Given records -
——————————

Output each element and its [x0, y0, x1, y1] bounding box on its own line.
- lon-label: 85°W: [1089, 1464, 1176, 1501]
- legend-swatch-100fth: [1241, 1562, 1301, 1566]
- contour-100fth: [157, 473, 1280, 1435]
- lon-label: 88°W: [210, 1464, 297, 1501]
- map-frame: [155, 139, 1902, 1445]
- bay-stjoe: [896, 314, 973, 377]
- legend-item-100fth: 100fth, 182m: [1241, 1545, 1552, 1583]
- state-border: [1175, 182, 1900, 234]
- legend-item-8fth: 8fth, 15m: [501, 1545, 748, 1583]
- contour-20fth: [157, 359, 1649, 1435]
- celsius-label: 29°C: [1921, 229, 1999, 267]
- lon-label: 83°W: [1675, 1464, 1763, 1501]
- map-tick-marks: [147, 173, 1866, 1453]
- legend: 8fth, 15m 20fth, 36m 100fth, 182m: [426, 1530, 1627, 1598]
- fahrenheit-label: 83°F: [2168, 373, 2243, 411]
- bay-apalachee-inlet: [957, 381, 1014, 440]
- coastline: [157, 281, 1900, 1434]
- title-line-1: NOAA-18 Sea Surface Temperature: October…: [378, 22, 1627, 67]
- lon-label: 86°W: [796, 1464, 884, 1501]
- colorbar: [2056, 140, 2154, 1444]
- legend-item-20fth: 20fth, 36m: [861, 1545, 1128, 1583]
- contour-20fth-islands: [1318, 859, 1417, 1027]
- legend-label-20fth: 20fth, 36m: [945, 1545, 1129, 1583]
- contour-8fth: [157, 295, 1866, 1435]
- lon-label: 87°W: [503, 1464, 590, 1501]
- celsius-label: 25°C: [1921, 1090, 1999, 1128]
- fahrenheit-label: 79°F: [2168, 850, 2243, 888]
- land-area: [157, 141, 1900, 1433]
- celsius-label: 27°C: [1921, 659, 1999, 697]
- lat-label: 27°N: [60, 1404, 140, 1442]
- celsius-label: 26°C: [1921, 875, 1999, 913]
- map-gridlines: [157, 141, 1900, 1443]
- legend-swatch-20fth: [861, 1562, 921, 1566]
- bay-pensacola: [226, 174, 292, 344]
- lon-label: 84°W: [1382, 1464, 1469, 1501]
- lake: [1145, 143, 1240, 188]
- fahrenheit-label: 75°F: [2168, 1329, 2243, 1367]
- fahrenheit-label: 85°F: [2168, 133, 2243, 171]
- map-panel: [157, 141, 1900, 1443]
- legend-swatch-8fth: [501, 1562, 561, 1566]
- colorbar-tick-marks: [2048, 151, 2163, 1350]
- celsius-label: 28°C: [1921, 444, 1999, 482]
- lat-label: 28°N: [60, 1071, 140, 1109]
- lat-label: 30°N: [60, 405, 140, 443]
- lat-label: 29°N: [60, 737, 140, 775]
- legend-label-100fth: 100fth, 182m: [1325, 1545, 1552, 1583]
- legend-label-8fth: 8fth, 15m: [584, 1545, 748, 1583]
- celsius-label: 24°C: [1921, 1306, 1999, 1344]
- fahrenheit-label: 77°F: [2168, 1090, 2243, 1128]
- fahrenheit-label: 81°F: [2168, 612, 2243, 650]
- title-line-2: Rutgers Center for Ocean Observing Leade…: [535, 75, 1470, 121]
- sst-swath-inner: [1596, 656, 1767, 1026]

——————————

Problem to work on -
Reproduce verbatim every line of the items, from the first line through the line containing "- celsius-label: 28°C: [1921, 444, 1999, 482]", including both.

Task output -
Output each element and its [x0, y0, x1, y1] bounding box on its own line.
- lon-label: 85°W: [1089, 1464, 1176, 1501]
- legend-swatch-100fth: [1241, 1562, 1301, 1566]
- contour-100fth: [157, 473, 1280, 1435]
- lon-label: 88°W: [210, 1464, 297, 1501]
- map-frame: [155, 139, 1902, 1445]
- bay-stjoe: [896, 314, 973, 377]
- legend-item-100fth: 100fth, 182m: [1241, 1545, 1552, 1583]
- state-border: [1175, 182, 1900, 234]
- legend-item-8fth: 8fth, 15m: [501, 1545, 748, 1583]
- contour-20fth: [157, 359, 1649, 1435]
- celsius-label: 29°C: [1921, 229, 1999, 267]
- lon-label: 83°W: [1675, 1464, 1763, 1501]
- map-tick-marks: [147, 173, 1866, 1453]
- legend: 8fth, 15m 20fth, 36m 100fth, 182m: [426, 1530, 1627, 1598]
- fahrenheit-label: 83°F: [2168, 373, 2243, 411]
- bay-apalachee-inlet: [957, 381, 1014, 440]
- coastline: [157, 281, 1900, 1434]
- title-line-1: NOAA-18 Sea Surface Temperature: October…: [378, 22, 1627, 67]
- lon-label: 86°W: [796, 1464, 884, 1501]
- colorbar: [2056, 140, 2154, 1444]
- legend-item-20fth: 20fth, 36m: [861, 1545, 1128, 1583]
- contour-20fth-islands: [1318, 859, 1417, 1027]
- legend-label-20fth: 20fth, 36m: [945, 1545, 1129, 1583]
- contour-8fth: [157, 295, 1866, 1435]
- lon-label: 87°W: [503, 1464, 590, 1501]
- celsius-label: 25°C: [1921, 1090, 1999, 1128]
- fahrenheit-label: 79°F: [2168, 850, 2243, 888]
- land-area: [157, 141, 1900, 1433]
- celsius-label: 27°C: [1921, 659, 1999, 697]
- lat-label: 27°N: [60, 1404, 140, 1442]
- celsius-label: 26°C: [1921, 875, 1999, 913]
- map-gridlines: [157, 141, 1900, 1443]
- legend-swatch-20fth: [861, 1562, 921, 1566]
- bay-pensacola: [226, 174, 292, 344]
- lon-label: 84°W: [1382, 1464, 1469, 1501]
- lake: [1145, 143, 1240, 188]
- fahrenheit-label: 75°F: [2168, 1329, 2243, 1367]
- fahrenheit-label: 85°F: [2168, 133, 2243, 171]
- map-panel: [157, 141, 1900, 1443]
- legend-swatch-8fth: [501, 1562, 561, 1566]
- colorbar-tick-marks: [2048, 151, 2163, 1350]
- celsius-label: 28°C: [1921, 444, 1999, 482]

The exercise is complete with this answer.